▶ **TEXT BLOCK**
Slonim Woods Eight dorm house, just before winter break.
I was a sophomore and so far the year had been indistinct and depressing. Slonim was too far from the main campus, too far from the life of this world and I felt cut off, isolated. The previous year had ended on a bad note with Anita and Simon, and then Bruce transferring to Wesleyan. So I was literally and figuratively alone, and thinking I might even move back to the freshman dorms on the main campus. Other non-freshmen lived there and open rooms were almost always available, so I wouldn’t be a total freak. And it would get me out of Slonim Woods.
I had had a fight with one of my housemates, recently – an irritable trumpet player – because I “borrowed” his milk. I just wanted a bowl of cereal, and the cafeteria was two miles away. We Slonim Woods Eight folk shared a community kitchen and fridge, and it must’ve only been a cup of milk. But he flipped out. To be fair, I did open the carton, depriving him of that keen, initial carton opening experience. Of course, he had no idea who took it, and left angry notes on the fridge: Who the fuck took my milk!? I expect this milk to be replaced!
He went room to room to get answers. When confronted, I admitted the theft, but said that I’d thought, perhaps, it was community milk.
“Bullshit,” he said. “You stole it!”
So, the next morning I slogged a mile and a half through knee-high snow to a convenience store near the parkway and bought three cartons of milk: one for myself, two for him. I left his cartons in a bag with his name on it in the community fridge, and included a note: “Sorry about the milk.”
Later, he came by my room.
“You got major guilt, dude! All you had to do in the first place was ask.”

▶ **DATA PROVIDED**

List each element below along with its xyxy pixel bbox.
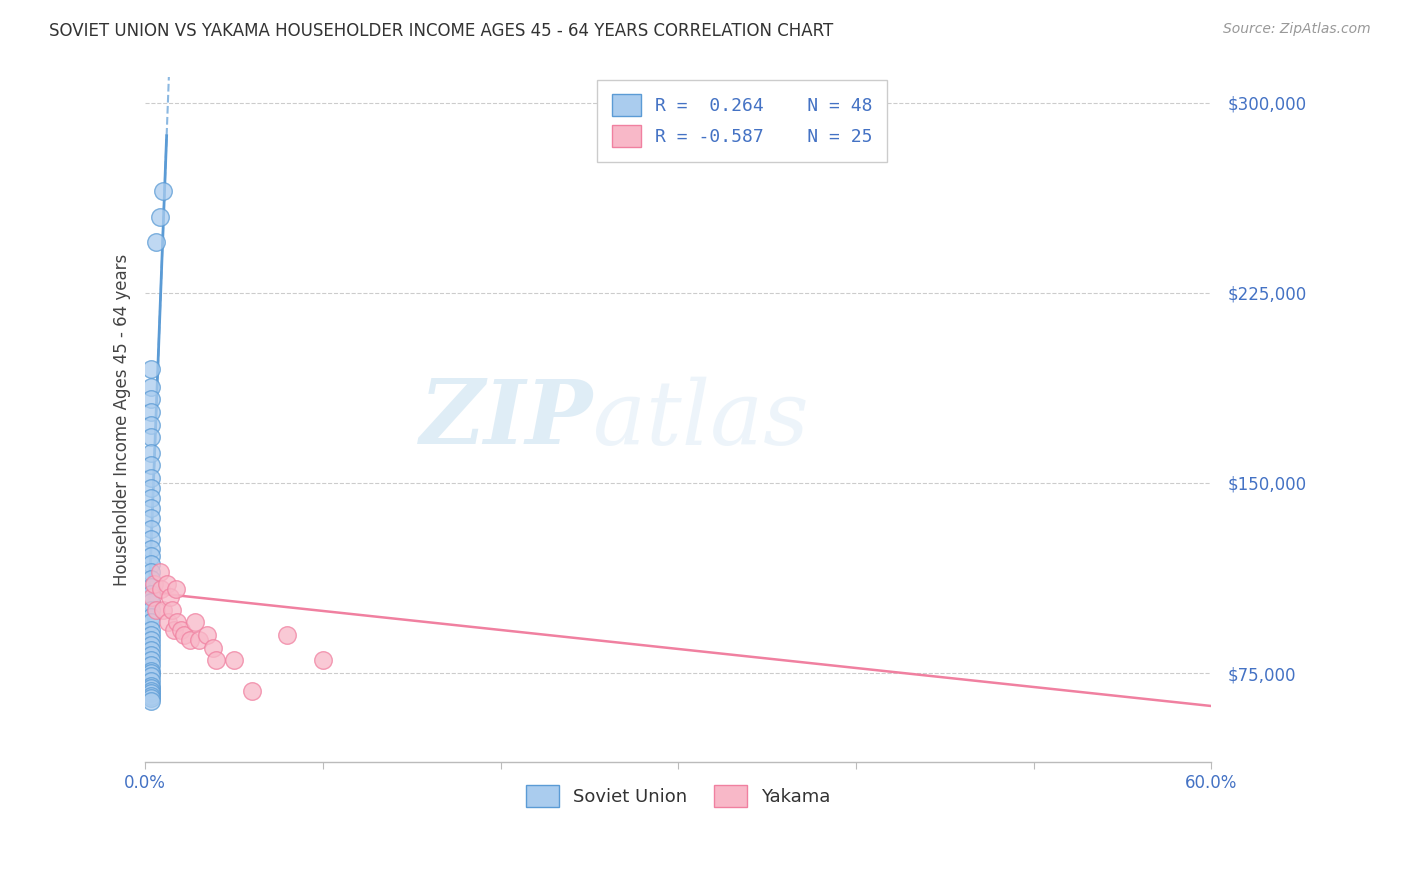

▶ **WHAT YOU WILL DO**
A - In the Slonim Woods story, how many cartons of milk did the narrator buy at the convenience store?
B - List every person mentioned by name in the Slonim Woods story.
C - Pick up the Slonim Woods story after its last line and write what comes next.

▶ **PER-TASK ANSWERS**
A - Three cartons: one for the narrator and two for the housemate.

B - Anita, Simon, Bruce

C -
Tuesday night. I was digging through the community fridge and the community phone rang. It was Chip Chinery.
“I’m watching The Tonight Show,” he said. “Are you watching – ?”
“Nah. We don’t have a TV – ”
“Some guy just came on – and he totally stole your bit!”
And my blood froze, because I already knew the answer to the next question.
“Which bit?” I asked.
For the better part of my senior year of high school, I was Plrknib and Plrknib was me. We were one and the same. When people saw me on the street or at the club, I was Plrknib. At Wyoming High School and at Ursuline dances, at Bogarts, and at the Losantiville Country Club, at the Corral Show and Zantigo’s, I was Plrknib. I was Plrknib to cute girls, and guys that wanted to impress their girls. And to young guys who were pissed and hated me and thought, what the hell is so special about him? What the fuck has he got!? To them, especially, I was Plrknib. On cold nights and hot summer days, and sometimes when I looked in the mirror – or practiced lines, wearing a groove around the house – I was Plrknib. I was Plrknib. And that was okay. Plrknib was a fine, joyful thing to be. Cotton candy, cocaine, Pepsi with ice. It was funny and happy and free, and liberating. And it was not mine, and it was all mine. And, briefly, it made my life much, much easier.
And I was conscious that I’d been relying on it too much. But people loved it. Sometimes more than they liked me. And I thought: I don’t need Plrknib. I was fine before Plrknib, and I’ll be fine after. Yeah, okay, we make a good team. A great team. But I’m in charge. Not the other way around. I can give it up. No problem.
Or so I thought.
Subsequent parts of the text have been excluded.